DOCUMENT EXTRACT:
★ ★ ★ ★ ★ ★ ★

Submissive women

As I mentioned in my last post I have been attracting submissive women through all of this, not a single one that isn’t, not ONE!

So I am a natural born dominate, dominating friendships, leading teams and girl friends. I’m not a pushy control freak, I just get fed up with ineffective leaders and indecisive people and just take the lead and make something happen. In all my years I never really got all that into the kinky side of sex, and dominate/submissive was just kind of the way things always seemed to work out. Sometimes it was a simple as “Hey sweetheart where do you want to eat tonight? ” “I don’t know you pick please.”. But once I got to sugaring with my first Shannon, I started to learn about and explore this side of my personality and as it turns out just about every woman I have ever been with, lol.

So I’m no expert by any means, but I wanted to share my experiences and what I have learned. It seems like there is a ton of information on the subject but its pretty eclectic and a bit hard to digest. Most highly focused on one aspect of it and nothing else.

The first thing to understand is there are as many flavors of Dom/sub dynamics as there are couples. There are no hard and fast rules to how this all works. So I’m speaking in either general terms or speaking about a specific person I have experienced.

Submissiveness runs a very broad range, from Master/slave and “pet play” to someone who would just rather have her man take the lead. It can be limited to the bedroom only or 24/7/365 or all mixed up with some things in the bedroom only and others only outside the bedroom and still others only outside.

On my extreme end are Lauren, Jaclyn and Megan. Lauren was very mood dependent on what she wanted, everything from make her ass bleed from beating it to just tell her what to do sexually. Jaclyn I have just recently started seeing and she is brand new to this side of her desires, with myself being the first man to dominate her, but she is getting tied up at our next meeting. Megan was weird with her’s she would have been happy if I picked out her clothes to buy and wear, ordered her food and her orgasms. But she didn’t always want that and took offense if she wasn’t in the mood and never signaled when she was or wasn’t in the mood.

On the other end would be my current Shannon (there are more than one Shannon mentioned in this blog), who simply likes to be directed what to do in bed and is happy to ask for service too.

Must have information!

You as a SD you MUST understand that a submissive woman rather you even know it or not has submitted control to you, at some degree. When a woman submits and gives you control she is making a commitment to you that is beyond any mere romantic commitment. She is handing you EVERYTHING she is, can be and will be! It is a HUGE HUGE responsibility, be damn well prepared and committed BEFORE you accept in word or deeds her submission. Because of this level of giving a submissive woman becomes VERY VERY attached to you the Dominate. Breaking up tears them up big time.

★ ★ ★ ★ ★ ★ ★

Recorded data:

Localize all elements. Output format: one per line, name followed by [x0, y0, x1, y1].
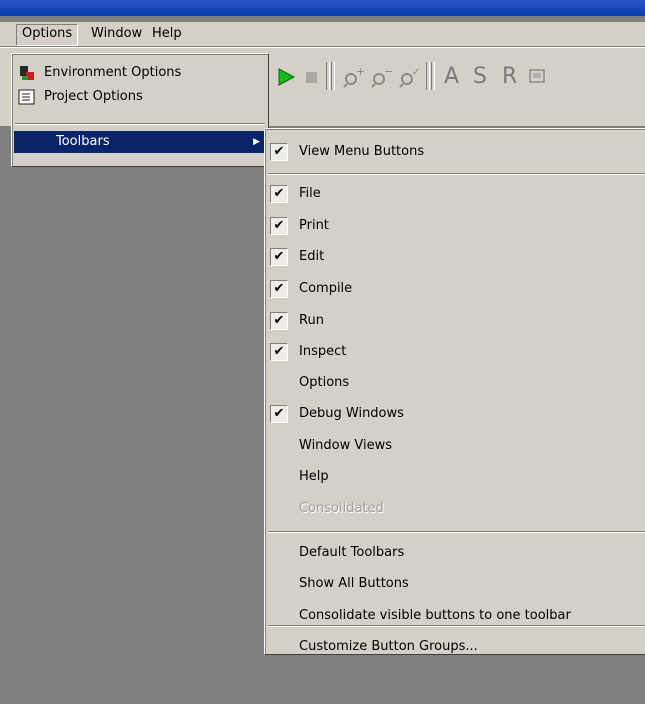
checkmark-icon: ✔ — [270, 185, 288, 203]
checkmark-icon: ✔ — [270, 280, 288, 298]
submenu-item-view-menu-buttons[interactable]: ✔ View Menu Buttons — [267, 141, 645, 163]
toolbar-separator — [331, 62, 335, 90]
checkmark-icon: ✔ — [270, 248, 288, 266]
project-options-icon — [18, 89, 35, 105]
menu-options[interactable]: Options — [16, 24, 79, 46]
zoom-in-icon[interactable]: + — [343, 66, 365, 88]
submenu-item-label: Edit — [299, 249, 325, 264]
zoom-fit-icon[interactable]: ✓ — [399, 66, 421, 88]
submenu-item-edit[interactable]: ✔ Edit — [267, 246, 645, 268]
menu-window[interactable]: Window — [86, 24, 147, 44]
submenu-item-label: Print — [299, 218, 329, 233]
submenu-item-label: Run — [299, 313, 324, 328]
submenu-item-label: Show All Buttons — [299, 576, 409, 591]
submenu-item-customize-button-groups[interactable]: Customize Button Groups... — [267, 636, 645, 658]
checkmark-icon: ✔ — [270, 217, 288, 235]
submenu-item-consolidate-visible-buttons[interactable]: Consolidate visible buttons to one toolb… — [267, 605, 645, 627]
svg-text:✓: ✓ — [412, 67, 420, 78]
submenu-item-consolidated: Consolidated — [267, 498, 645, 520]
menu-separator — [268, 531, 645, 533]
submenu-item-label: View Menu Buttons — [299, 144, 425, 159]
toolbar-letter-s[interactable]: S — [473, 64, 487, 89]
toolbar-separator — [326, 62, 330, 90]
menu-item-environment-options[interactable]: Environment Options — [14, 62, 266, 84]
menu-separator — [15, 123, 265, 125]
window-title-bar — [0, 0, 645, 16]
submenu-item-debug-windows[interactable]: ✔ Debug Windows — [267, 403, 645, 425]
submenu-item-label: Help — [299, 469, 329, 484]
environment-options-icon — [20, 66, 34, 80]
submenu-item-label: Consolidate visible buttons to one toolb… — [299, 608, 571, 623]
submenu-item-compile[interactable]: ✔ Compile — [267, 278, 645, 300]
checkmark-icon: ✔ — [270, 143, 288, 161]
svg-text:−: − — [384, 66, 393, 78]
submenu-item-label: Options — [299, 375, 350, 390]
submenu-item-label: Consolidated — [299, 501, 384, 516]
menu-item-toolbars[interactable]: Toolbars ▶ — [14, 131, 266, 153]
submenu-item-run[interactable]: ✔ Run — [267, 310, 645, 332]
options-menu: Environment Options Project Options Tool… — [11, 53, 269, 167]
submenu-item-label: Debug Windows — [299, 406, 404, 421]
menu-help[interactable]: Help — [147, 24, 187, 44]
submenu-item-label: Compile — [299, 281, 353, 296]
toolbars-submenu: ✔ View Menu Buttons ✔ File ✔ Print ✔ Edit ✔ Compi… — [264, 128, 645, 655]
submenu-item-help[interactable]: Help — [267, 466, 645, 488]
submenu-item-label: Customize Button Groups... — [299, 639, 478, 654]
toolbar-letter-r[interactable]: R — [502, 64, 517, 89]
submenu-item-print[interactable]: ✔ Print — [267, 215, 645, 237]
submenu-item-label: File — [299, 186, 321, 201]
submenu-item-inspect[interactable]: ✔ Inspect — [267, 341, 645, 363]
submenu-item-default-toolbars[interactable]: Default Toolbars — [267, 542, 645, 564]
stop-icon[interactable] — [303, 66, 321, 88]
svg-text:+: + — [356, 66, 365, 78]
toolbar-separator — [431, 62, 435, 90]
zoom-out-icon[interactable]: − — [371, 66, 393, 88]
run-icon[interactable] — [276, 66, 296, 88]
submenu-item-label: Inspect — [299, 344, 347, 359]
submenu-item-file[interactable]: ✔ File — [267, 183, 645, 205]
toolbar-letter-a[interactable]: A — [444, 64, 459, 89]
checkmark-icon: ✔ — [270, 405, 288, 423]
menu-item-project-options[interactable]: Project Options — [14, 86, 266, 108]
submenu-item-window-views[interactable]: Window Views — [267, 435, 645, 457]
checkmark-icon: ✔ — [270, 343, 288, 361]
submenu-item-label: Window Views — [299, 438, 393, 453]
submenu-item-label: Default Toolbars — [299, 545, 405, 560]
pc-icon[interactable] — [528, 66, 548, 88]
checkmark-icon: ✔ — [270, 312, 288, 330]
submenu-item-show-all-buttons[interactable]: Show All Buttons — [267, 573, 645, 595]
menu-bar: Options Window Help — [0, 22, 645, 46]
menu-separator — [268, 625, 645, 627]
toolbar-separator — [426, 62, 430, 90]
submenu-arrow-icon: ▶ — [253, 137, 260, 147]
menu-separator — [268, 173, 645, 175]
submenu-item-options[interactable]: Options — [267, 372, 645, 394]
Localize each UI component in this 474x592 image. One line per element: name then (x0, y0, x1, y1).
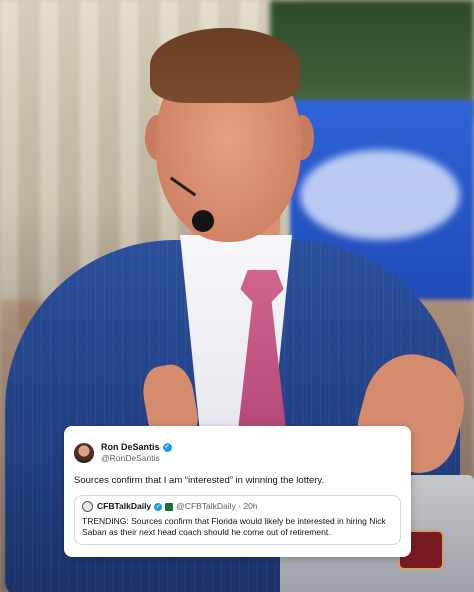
quoted-handle-and-time: @CFBTalkDaily · 20h (176, 501, 258, 511)
quoted-author-avatar[interactable] (82, 501, 93, 512)
author-names: Ron DeSantis ✓ @RonDeSantis (101, 442, 172, 464)
tweet-text: Sources confirm that I am “interested” i… (74, 475, 325, 486)
headset-mic-icon (192, 210, 214, 232)
verified-badge-icon: ✓ (162, 443, 172, 452)
background-sign-logo (300, 150, 460, 240)
hair (150, 28, 300, 103)
tweet-author-row: Ron DeSantis ✓ @RonDeSantis (74, 442, 401, 464)
quoted-tweet-text: TRENDING: Sources confirm that Florida w… (82, 516, 386, 537)
author-avatar[interactable] (74, 443, 94, 463)
quoted-verified-badge-icon: ✓ (154, 502, 163, 511)
author-name[interactable]: Ron DeSantis (101, 442, 160, 453)
quoted-tweet-header: CFBTalkDaily ✓ @CFBTalkDaily · 20h (82, 501, 393, 512)
author-name-line: Ron DeSantis ✓ (101, 442, 172, 453)
affiliation-badge-icon (165, 502, 174, 511)
photo-scene: Ron DeSantis ✓ @RonDeSantis Sources conf… (0, 0, 474, 592)
author-handle[interactable]: @RonDeSantis (101, 453, 172, 464)
tweet-card[interactable]: Ron DeSantis ✓ @RonDeSantis Sources conf… (64, 426, 411, 557)
quoted-author-name[interactable]: CFBTalkDaily (97, 501, 151, 512)
quoted-tweet[interactable]: CFBTalkDaily ✓ @CFBTalkDaily · 20h TREND… (74, 495, 401, 545)
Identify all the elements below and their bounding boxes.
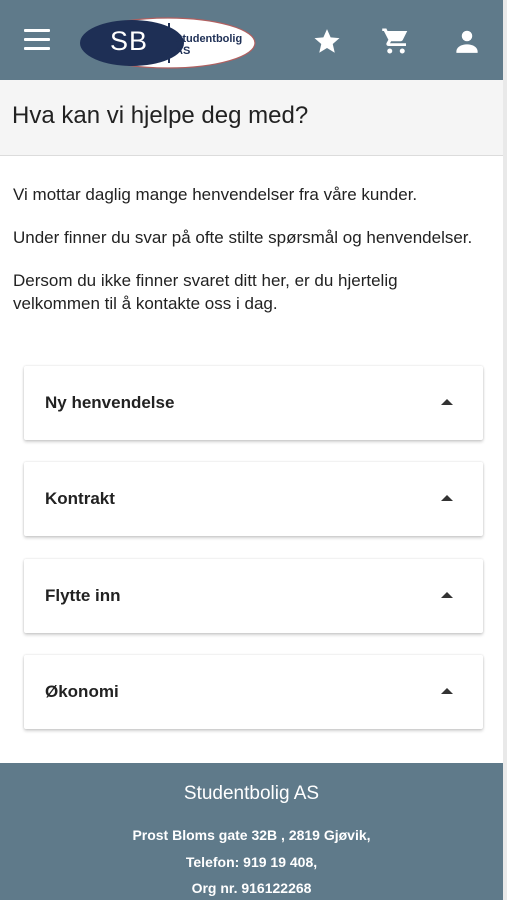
- footer-company: Studentbolig AS: [183, 783, 320, 804]
- accordion-okonomi[interactable]: Økonomi: [24, 655, 483, 729]
- star-icon[interactable]: [312, 26, 342, 56]
- accordion-kontrakt[interactable]: Kontrakt: [24, 462, 483, 536]
- intro-paragraph: Vi mottar daglig mange henvendelser fra …: [13, 185, 418, 204]
- footer-address: Prost Bloms gate 32B , 2819 Gjøvik,: [132, 827, 371, 843]
- caret-up-icon: [441, 592, 453, 598]
- footer: Studentbolig AS Prost Bloms gate 32B , 2…: [0, 763, 503, 900]
- accordion-flytte-inn[interactable]: Flytte inn: [24, 559, 483, 633]
- cart-icon[interactable]: [381, 26, 411, 56]
- top-bar: SB Studentbolig AS: [0, 0, 503, 80]
- caret-up-icon: [441, 688, 453, 694]
- logo-initials: SB: [110, 26, 149, 56]
- intro-text: Vi mottar daglig mange henvendelser fra …: [13, 183, 483, 335]
- logo-text-line1: Studentbolig: [175, 33, 243, 45]
- accordion-label: Kontrakt: [45, 489, 115, 508]
- page-heading-band: Hva kan vi hjelpe deg med?: [0, 80, 503, 156]
- page-title: Hva kan vi hjelpe deg med?: [12, 102, 309, 129]
- accordion-label: Ny henvendelse: [45, 393, 175, 412]
- intro-paragraph: Under finner du svar på ofte stilte spør…: [13, 228, 473, 247]
- footer-phone: Telefon: 919 19 408,: [185, 854, 318, 870]
- accordion-label: Økonomi: [45, 682, 119, 701]
- menu-icon[interactable]: [24, 29, 52, 51]
- caret-up-icon: [441, 495, 453, 501]
- logo-text-line2: AS: [175, 45, 191, 57]
- accordion-label: Flytte inn: [45, 586, 121, 605]
- app: SB Studentbolig AS Hva kan vi hjelpe deg…: [0, 0, 507, 900]
- user-icon[interactable]: [452, 26, 482, 56]
- accordion-ny-henvendelse[interactable]: Ny henvendelse: [24, 366, 483, 440]
- footer-org: Org nr. 916122268: [191, 880, 312, 896]
- caret-up-icon: [441, 399, 453, 405]
- logo[interactable]: SB Studentbolig AS: [80, 17, 260, 69]
- intro-paragraph: Dersom du ikke finner svaret ditt her, e…: [13, 271, 398, 313]
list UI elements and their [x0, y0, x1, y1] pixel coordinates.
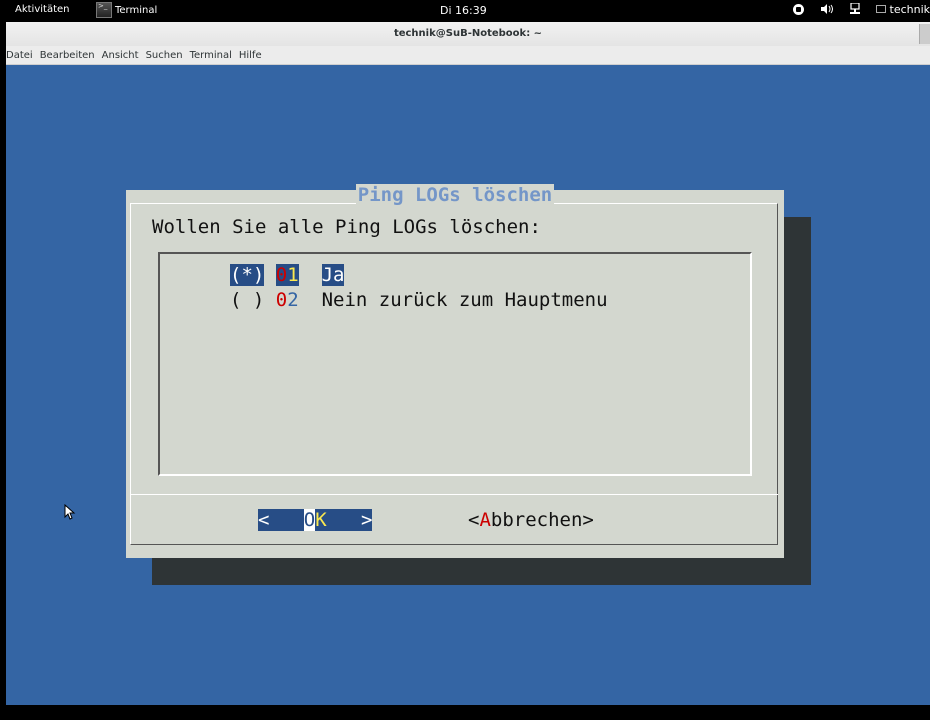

★ ★ ★ ★ ★ ★ ★

SET EXERCISE A: Rewrite the passage of the post on submissive women between "So I’m no expert" and "and nothing else.", inclusive, renaming "expert" as "authority".
SET EXERCISE B: According to the post on submissive women, which three women does the writer place at the extreme end?

REPLY A:
So I’m no authority by any means, but I wanted to share my experiences and what I have learned. It seems like there is a ton of information on the subject but its pretty eclectic and a bit hard to digest. Most highly focused on one aspect of it and nothing else.

REPLY B: Lauren, Jaclyn and Megan.